SHORT TASK: Extract each line containing the string "panel".

Data extracted from a collection:
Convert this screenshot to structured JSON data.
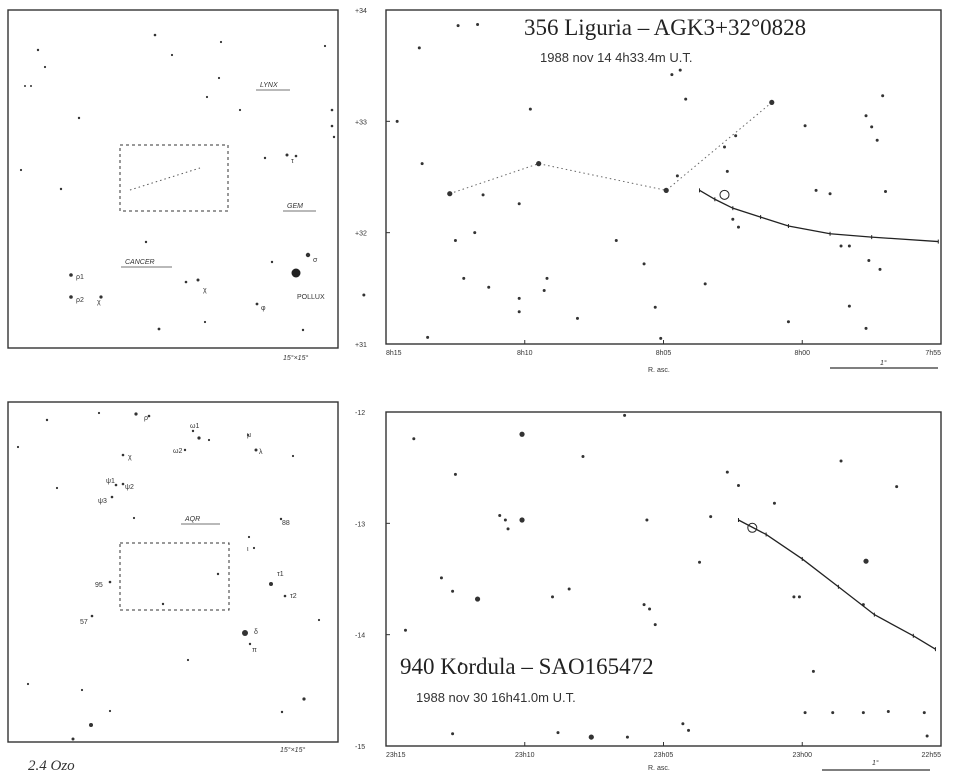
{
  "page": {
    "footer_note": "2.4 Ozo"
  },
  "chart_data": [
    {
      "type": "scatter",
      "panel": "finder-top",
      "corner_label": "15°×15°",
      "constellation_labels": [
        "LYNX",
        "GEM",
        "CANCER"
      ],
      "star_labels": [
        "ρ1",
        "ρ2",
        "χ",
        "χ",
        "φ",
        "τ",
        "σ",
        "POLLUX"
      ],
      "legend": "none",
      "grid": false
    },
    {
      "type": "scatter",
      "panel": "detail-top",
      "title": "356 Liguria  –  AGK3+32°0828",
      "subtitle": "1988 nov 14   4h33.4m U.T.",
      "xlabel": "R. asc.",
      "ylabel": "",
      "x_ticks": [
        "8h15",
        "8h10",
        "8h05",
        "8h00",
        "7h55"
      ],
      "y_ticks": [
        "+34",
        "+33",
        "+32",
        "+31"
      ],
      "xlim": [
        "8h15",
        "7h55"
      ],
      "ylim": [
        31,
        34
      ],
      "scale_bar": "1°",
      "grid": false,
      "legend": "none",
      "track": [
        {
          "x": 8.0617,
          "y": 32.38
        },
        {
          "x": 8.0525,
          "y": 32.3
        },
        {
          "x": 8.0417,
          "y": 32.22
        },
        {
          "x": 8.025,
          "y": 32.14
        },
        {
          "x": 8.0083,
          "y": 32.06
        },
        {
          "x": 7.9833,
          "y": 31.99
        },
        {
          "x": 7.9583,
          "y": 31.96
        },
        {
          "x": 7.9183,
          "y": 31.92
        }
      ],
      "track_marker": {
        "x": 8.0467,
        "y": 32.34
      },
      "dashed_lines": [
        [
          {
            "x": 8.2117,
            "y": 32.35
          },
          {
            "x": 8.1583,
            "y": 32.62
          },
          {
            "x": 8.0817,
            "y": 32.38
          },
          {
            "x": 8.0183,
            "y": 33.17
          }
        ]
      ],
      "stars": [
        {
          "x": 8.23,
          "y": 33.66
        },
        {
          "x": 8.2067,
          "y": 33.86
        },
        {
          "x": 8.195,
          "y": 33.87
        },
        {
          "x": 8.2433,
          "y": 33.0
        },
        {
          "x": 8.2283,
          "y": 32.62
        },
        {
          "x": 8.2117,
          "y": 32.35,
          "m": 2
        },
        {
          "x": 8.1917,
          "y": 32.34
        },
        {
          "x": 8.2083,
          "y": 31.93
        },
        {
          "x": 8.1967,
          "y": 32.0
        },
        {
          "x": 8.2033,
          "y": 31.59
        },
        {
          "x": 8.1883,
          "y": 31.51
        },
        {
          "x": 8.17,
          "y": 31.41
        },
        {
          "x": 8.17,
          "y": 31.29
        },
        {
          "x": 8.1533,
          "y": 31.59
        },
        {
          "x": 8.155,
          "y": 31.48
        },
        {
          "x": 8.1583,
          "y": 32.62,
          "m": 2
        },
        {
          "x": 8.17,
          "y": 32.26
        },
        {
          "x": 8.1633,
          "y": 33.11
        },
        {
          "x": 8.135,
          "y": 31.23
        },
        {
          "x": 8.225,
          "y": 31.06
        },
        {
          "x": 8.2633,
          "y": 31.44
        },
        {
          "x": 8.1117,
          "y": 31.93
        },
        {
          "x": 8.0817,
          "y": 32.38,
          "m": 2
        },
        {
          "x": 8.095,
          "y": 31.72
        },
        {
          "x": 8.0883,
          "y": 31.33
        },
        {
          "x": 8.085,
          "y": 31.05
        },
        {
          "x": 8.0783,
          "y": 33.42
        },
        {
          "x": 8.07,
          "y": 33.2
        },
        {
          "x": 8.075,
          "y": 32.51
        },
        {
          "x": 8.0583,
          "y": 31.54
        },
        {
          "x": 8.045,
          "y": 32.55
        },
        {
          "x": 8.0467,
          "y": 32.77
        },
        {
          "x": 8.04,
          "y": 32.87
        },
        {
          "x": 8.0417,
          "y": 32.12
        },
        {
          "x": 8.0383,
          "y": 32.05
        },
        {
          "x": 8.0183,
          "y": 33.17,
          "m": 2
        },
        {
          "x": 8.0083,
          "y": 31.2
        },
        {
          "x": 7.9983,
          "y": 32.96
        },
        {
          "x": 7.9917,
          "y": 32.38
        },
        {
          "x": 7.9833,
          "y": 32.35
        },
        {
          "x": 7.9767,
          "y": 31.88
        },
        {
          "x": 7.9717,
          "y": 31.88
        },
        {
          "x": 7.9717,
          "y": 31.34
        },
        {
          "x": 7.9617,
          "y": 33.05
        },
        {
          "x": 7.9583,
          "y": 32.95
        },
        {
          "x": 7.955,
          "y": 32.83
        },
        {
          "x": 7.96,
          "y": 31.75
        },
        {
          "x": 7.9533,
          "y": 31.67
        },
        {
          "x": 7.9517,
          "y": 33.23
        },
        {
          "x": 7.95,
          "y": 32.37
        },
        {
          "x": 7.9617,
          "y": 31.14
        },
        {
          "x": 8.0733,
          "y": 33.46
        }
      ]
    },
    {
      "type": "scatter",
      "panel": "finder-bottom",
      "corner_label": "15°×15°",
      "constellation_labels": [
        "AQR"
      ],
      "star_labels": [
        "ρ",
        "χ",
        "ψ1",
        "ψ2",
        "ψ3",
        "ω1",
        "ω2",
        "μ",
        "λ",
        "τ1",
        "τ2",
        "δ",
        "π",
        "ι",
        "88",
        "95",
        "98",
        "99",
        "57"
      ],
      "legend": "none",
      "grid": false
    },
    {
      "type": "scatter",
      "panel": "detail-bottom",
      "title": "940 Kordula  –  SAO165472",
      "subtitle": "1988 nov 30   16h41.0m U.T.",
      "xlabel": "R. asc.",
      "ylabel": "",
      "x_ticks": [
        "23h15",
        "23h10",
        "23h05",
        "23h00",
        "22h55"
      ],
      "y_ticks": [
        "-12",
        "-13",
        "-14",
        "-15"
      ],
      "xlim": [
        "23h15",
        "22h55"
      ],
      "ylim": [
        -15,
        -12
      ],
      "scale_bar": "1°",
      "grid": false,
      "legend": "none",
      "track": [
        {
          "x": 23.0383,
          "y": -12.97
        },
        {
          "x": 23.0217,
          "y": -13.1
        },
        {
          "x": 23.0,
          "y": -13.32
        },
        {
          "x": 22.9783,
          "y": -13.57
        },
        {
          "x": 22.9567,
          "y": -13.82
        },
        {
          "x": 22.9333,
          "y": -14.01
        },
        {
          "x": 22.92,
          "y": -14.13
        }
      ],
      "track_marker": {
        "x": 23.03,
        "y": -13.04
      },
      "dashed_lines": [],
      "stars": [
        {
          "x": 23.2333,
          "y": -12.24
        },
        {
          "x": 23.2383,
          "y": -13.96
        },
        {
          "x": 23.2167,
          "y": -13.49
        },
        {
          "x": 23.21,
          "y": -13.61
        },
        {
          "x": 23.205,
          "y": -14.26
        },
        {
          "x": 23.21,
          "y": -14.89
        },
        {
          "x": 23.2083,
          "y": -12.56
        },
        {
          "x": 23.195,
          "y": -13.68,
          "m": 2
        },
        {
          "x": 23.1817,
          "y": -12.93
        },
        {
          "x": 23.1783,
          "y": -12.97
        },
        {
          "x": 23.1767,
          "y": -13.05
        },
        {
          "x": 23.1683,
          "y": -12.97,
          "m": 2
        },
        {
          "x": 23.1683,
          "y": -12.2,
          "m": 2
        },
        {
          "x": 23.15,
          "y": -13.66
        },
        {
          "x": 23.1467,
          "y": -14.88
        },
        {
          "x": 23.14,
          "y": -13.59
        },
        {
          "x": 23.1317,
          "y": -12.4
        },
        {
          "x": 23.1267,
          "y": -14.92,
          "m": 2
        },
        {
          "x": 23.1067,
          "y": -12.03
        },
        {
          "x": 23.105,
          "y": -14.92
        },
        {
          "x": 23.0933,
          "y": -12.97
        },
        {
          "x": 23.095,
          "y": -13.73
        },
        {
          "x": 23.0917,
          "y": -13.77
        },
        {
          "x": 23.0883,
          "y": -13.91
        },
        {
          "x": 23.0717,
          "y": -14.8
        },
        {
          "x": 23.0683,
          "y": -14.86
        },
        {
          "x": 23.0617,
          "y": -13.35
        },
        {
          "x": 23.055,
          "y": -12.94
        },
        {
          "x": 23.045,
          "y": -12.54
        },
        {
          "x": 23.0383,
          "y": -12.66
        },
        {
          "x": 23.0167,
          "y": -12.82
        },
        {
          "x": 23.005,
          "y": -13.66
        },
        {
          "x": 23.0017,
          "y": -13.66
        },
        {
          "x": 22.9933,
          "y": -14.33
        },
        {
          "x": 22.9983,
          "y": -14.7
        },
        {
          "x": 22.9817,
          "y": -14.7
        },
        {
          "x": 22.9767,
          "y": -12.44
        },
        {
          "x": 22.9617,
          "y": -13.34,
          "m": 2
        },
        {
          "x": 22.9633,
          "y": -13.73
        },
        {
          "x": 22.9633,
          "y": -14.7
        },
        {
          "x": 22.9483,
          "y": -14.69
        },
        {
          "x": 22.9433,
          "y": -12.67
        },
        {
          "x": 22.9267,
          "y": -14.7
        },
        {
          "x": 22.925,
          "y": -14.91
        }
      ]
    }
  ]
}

COMPLETE OUTPUT:
      "panel": "finder-top",
      "panel": "detail-top",
      "panel": "finder-bottom",
      "panel": "detail-bottom",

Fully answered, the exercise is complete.